• **Brief**: For each line that holds "text", copy the line out.

• **Entries supplied**:
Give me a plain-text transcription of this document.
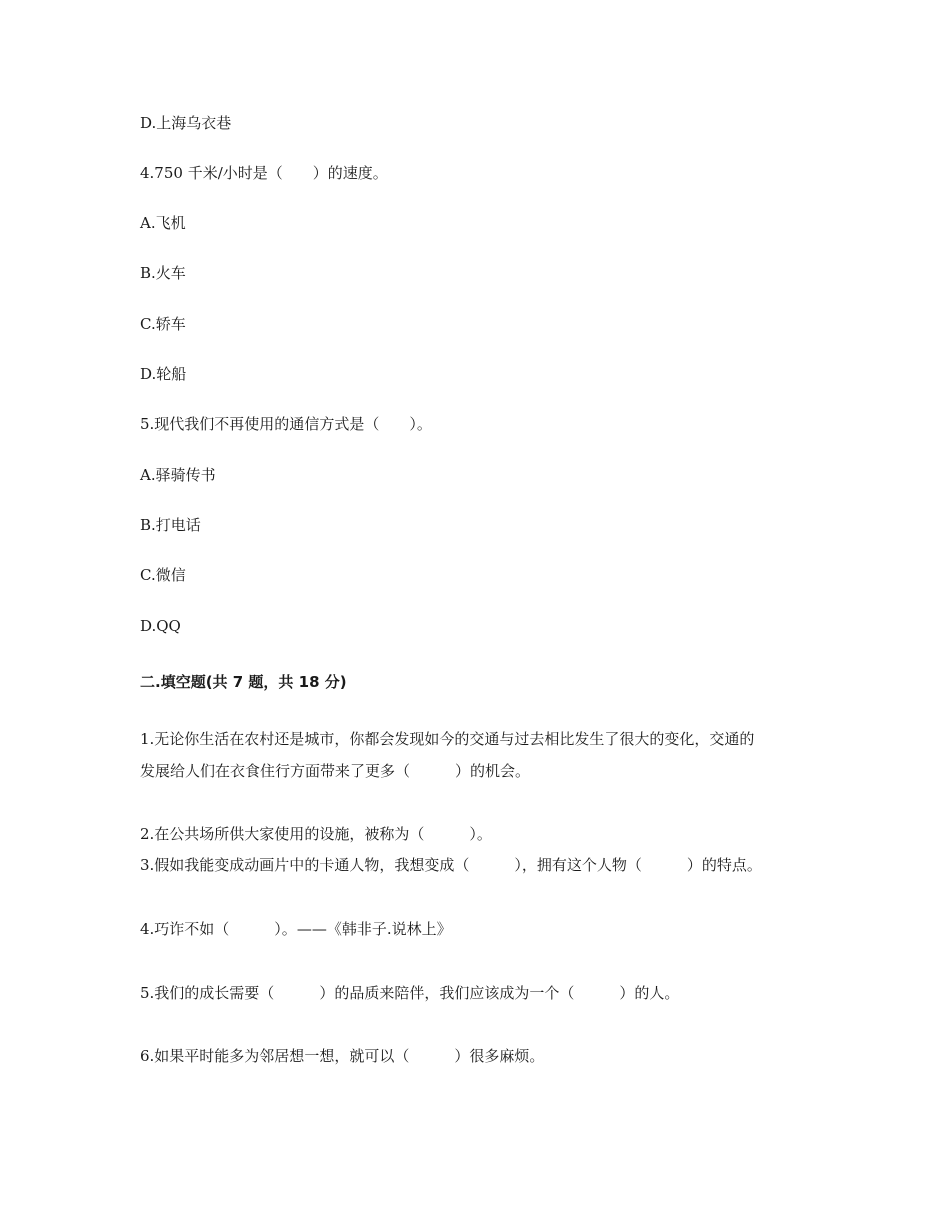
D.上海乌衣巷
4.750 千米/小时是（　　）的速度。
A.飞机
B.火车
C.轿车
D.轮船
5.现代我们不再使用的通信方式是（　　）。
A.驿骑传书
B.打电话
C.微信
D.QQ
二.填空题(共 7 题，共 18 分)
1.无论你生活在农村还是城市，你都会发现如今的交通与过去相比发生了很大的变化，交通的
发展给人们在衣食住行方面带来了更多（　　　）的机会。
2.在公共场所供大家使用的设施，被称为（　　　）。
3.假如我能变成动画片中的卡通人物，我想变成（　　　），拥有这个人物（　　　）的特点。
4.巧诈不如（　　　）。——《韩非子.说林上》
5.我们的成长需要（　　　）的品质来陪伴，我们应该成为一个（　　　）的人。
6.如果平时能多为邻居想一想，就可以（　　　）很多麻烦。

==

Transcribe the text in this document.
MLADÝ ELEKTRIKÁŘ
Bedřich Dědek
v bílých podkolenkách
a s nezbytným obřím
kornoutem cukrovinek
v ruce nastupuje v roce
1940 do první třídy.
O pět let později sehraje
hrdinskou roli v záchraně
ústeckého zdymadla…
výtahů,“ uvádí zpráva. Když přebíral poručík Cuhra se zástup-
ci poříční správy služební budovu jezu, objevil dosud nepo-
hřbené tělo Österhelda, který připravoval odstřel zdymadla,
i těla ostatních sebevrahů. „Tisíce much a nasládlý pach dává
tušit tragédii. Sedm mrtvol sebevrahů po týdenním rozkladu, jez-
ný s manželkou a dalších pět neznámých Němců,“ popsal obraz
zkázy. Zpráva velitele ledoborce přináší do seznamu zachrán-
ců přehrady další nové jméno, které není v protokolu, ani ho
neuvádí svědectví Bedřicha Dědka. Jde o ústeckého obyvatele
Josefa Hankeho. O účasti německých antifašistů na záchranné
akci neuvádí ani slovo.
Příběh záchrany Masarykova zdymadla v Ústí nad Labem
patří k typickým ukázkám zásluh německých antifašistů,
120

• **Solution to this problem**:
Give me a plain-text transcription of this document.
Transcribe the text in this document.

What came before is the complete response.